**Required work:**
Please work out how many lines in the material contain "LGLSearch" and give only that figure.

━━ Material ━━

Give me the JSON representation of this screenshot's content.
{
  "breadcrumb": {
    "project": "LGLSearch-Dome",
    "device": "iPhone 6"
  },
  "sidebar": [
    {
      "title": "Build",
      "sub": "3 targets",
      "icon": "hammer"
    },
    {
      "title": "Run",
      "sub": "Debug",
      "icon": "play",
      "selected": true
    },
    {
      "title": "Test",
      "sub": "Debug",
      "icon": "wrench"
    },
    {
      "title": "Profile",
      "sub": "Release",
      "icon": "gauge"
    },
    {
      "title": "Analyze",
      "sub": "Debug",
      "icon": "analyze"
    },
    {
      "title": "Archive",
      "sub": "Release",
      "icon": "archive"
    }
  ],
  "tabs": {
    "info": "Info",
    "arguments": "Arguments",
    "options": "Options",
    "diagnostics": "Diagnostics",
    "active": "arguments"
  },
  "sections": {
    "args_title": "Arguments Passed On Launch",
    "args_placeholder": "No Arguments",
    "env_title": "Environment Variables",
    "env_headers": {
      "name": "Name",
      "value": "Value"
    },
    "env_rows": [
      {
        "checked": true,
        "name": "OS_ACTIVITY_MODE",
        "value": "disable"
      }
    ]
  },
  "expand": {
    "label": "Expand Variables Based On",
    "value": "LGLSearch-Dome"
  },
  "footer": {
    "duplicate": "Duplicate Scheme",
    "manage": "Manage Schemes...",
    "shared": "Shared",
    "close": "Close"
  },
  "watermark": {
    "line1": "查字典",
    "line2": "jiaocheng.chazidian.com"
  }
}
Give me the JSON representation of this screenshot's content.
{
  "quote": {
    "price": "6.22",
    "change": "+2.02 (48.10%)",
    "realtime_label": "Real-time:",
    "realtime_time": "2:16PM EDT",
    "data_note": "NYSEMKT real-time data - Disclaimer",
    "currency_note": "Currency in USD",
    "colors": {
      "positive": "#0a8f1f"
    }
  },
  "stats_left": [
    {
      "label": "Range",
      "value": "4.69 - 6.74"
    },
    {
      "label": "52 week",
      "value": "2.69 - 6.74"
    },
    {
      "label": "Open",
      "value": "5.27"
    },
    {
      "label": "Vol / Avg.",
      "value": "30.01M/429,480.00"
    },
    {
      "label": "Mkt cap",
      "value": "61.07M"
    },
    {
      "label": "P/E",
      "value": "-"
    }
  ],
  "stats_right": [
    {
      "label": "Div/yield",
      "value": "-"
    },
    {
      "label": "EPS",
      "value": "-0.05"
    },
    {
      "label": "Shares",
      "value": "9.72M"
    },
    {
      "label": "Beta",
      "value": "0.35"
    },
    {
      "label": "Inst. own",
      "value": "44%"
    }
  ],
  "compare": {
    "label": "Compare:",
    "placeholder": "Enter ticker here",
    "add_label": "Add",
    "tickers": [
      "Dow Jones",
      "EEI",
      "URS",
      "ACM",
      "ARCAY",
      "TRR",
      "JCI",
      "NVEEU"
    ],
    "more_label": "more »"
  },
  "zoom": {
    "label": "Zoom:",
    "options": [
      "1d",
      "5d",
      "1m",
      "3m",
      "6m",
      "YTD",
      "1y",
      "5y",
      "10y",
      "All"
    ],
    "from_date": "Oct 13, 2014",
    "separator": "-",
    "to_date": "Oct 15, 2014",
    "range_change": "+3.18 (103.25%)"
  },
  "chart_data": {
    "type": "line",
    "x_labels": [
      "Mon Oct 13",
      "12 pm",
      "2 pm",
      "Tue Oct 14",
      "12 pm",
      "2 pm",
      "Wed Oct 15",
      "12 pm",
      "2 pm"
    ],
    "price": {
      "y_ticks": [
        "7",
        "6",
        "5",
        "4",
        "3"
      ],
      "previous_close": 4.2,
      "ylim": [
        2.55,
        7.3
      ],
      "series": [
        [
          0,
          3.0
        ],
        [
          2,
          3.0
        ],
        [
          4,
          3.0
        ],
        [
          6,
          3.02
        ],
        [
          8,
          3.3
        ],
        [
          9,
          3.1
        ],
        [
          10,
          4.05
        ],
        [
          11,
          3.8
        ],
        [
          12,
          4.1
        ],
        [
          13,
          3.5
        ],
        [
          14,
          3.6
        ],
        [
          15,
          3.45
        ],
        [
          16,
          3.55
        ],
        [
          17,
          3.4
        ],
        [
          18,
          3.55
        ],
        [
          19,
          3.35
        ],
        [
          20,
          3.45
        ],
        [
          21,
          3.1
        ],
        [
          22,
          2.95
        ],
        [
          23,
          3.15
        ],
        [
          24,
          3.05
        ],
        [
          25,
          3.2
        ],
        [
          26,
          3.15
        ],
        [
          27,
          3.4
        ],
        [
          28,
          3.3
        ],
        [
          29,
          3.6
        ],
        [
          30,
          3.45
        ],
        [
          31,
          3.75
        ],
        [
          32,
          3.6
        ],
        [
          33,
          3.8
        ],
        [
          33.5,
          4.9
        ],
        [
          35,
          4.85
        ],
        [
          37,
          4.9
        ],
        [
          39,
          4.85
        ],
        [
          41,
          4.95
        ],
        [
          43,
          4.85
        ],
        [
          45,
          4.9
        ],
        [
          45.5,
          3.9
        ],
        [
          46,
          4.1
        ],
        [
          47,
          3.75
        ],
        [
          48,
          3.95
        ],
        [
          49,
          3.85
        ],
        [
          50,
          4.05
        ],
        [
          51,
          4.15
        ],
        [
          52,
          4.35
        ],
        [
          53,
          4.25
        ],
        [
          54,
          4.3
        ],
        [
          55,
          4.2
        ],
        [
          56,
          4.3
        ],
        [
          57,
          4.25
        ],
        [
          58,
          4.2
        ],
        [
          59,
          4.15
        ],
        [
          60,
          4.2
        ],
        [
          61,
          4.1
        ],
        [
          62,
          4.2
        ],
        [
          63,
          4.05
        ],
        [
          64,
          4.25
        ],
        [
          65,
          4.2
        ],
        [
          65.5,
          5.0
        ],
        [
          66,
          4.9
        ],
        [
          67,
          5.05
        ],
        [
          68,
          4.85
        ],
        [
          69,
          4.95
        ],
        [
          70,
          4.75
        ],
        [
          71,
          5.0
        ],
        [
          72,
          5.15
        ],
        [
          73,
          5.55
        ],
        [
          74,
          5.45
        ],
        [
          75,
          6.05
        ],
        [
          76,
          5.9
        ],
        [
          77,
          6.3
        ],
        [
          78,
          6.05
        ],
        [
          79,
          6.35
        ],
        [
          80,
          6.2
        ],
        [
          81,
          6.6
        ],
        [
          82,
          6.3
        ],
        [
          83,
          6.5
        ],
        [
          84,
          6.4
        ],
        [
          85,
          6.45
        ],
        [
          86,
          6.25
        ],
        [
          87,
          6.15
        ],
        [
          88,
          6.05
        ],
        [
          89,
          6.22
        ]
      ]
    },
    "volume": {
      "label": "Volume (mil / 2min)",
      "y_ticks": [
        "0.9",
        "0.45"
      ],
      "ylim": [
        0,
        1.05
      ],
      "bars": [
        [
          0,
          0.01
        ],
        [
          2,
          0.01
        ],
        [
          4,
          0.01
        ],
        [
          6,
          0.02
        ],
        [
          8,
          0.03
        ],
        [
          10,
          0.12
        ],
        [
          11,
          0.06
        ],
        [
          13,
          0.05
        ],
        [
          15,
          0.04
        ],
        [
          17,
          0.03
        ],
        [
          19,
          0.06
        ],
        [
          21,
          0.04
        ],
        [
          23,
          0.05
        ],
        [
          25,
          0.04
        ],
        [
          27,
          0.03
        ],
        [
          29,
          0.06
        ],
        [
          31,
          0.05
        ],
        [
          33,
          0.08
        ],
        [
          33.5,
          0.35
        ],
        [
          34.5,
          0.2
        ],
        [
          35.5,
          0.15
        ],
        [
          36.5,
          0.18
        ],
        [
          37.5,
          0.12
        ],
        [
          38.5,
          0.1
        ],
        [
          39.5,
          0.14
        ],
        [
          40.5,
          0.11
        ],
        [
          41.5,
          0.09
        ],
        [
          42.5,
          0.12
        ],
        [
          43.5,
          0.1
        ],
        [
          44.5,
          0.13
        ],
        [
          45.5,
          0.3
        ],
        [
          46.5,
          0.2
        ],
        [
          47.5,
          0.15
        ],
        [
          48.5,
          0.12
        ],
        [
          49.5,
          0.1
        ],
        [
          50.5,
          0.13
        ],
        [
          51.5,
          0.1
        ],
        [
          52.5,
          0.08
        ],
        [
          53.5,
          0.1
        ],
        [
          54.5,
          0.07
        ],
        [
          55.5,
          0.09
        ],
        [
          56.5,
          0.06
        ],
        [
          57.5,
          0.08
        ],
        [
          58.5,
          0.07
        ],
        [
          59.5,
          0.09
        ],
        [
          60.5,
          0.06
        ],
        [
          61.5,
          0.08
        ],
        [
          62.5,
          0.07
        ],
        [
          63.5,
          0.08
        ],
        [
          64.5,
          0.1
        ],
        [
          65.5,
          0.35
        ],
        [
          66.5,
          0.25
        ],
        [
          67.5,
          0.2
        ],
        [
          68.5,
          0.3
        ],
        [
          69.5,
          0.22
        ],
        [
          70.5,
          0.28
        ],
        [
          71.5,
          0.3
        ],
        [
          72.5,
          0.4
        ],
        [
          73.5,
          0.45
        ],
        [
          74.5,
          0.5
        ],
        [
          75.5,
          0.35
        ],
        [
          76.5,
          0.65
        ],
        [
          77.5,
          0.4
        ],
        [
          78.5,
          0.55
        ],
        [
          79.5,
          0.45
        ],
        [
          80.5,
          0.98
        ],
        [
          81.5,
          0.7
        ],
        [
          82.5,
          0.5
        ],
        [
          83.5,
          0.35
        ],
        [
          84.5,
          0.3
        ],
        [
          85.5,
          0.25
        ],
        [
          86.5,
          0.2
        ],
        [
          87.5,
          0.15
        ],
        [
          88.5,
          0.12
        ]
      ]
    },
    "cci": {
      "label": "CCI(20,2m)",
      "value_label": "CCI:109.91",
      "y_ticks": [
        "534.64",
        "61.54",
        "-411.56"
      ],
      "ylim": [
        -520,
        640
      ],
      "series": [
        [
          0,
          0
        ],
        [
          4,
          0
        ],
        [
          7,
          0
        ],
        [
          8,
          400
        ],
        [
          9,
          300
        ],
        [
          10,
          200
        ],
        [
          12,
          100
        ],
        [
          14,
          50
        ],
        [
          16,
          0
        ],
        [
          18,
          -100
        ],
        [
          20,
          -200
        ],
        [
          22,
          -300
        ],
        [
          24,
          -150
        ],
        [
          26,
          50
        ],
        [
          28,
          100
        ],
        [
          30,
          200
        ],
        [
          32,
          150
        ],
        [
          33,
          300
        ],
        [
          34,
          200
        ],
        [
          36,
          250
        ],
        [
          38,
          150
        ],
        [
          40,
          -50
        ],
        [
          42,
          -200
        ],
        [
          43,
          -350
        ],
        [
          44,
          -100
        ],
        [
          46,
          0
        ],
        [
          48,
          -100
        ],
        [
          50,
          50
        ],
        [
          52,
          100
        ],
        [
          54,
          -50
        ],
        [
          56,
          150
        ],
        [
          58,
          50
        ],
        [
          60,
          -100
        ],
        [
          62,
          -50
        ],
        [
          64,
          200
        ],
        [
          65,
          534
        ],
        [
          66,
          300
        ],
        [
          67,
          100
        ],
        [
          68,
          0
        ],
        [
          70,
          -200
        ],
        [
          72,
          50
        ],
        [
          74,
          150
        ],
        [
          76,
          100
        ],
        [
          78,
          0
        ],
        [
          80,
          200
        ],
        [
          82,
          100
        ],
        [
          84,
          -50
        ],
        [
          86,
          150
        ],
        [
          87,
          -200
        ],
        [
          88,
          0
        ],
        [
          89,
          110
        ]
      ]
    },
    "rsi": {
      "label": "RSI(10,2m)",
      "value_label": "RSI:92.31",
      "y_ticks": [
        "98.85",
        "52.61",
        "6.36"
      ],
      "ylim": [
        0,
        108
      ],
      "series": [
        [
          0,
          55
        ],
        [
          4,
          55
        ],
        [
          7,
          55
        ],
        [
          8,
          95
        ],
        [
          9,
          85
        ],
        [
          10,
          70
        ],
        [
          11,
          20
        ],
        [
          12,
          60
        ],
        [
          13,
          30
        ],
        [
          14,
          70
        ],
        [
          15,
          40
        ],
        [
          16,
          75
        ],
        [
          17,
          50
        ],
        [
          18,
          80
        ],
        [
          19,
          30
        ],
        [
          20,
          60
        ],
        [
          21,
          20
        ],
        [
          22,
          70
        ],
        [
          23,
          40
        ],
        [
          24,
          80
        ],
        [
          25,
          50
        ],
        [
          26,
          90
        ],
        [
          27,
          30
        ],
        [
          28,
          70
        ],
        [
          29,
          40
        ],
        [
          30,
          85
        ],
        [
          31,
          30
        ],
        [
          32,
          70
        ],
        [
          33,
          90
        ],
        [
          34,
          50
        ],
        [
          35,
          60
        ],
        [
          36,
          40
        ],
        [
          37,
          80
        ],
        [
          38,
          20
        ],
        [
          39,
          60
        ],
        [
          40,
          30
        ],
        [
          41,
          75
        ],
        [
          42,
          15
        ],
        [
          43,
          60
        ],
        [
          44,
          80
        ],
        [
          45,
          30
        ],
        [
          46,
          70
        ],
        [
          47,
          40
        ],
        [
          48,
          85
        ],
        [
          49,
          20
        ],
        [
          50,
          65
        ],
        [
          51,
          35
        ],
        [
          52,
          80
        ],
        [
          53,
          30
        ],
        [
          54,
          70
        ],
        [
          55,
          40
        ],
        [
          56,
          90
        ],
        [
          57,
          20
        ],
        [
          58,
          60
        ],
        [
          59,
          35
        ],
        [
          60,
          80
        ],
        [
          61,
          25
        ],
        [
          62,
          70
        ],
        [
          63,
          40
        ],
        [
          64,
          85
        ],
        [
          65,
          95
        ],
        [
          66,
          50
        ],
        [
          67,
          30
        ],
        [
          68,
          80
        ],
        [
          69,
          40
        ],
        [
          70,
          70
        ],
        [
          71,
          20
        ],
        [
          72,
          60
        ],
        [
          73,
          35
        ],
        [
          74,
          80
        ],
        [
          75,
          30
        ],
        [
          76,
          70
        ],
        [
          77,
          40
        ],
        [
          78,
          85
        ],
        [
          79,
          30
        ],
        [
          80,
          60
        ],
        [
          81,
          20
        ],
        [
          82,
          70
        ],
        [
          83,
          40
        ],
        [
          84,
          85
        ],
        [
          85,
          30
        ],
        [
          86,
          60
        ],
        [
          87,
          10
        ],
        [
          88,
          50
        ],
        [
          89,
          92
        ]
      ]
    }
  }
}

━━━

**Task result:**
2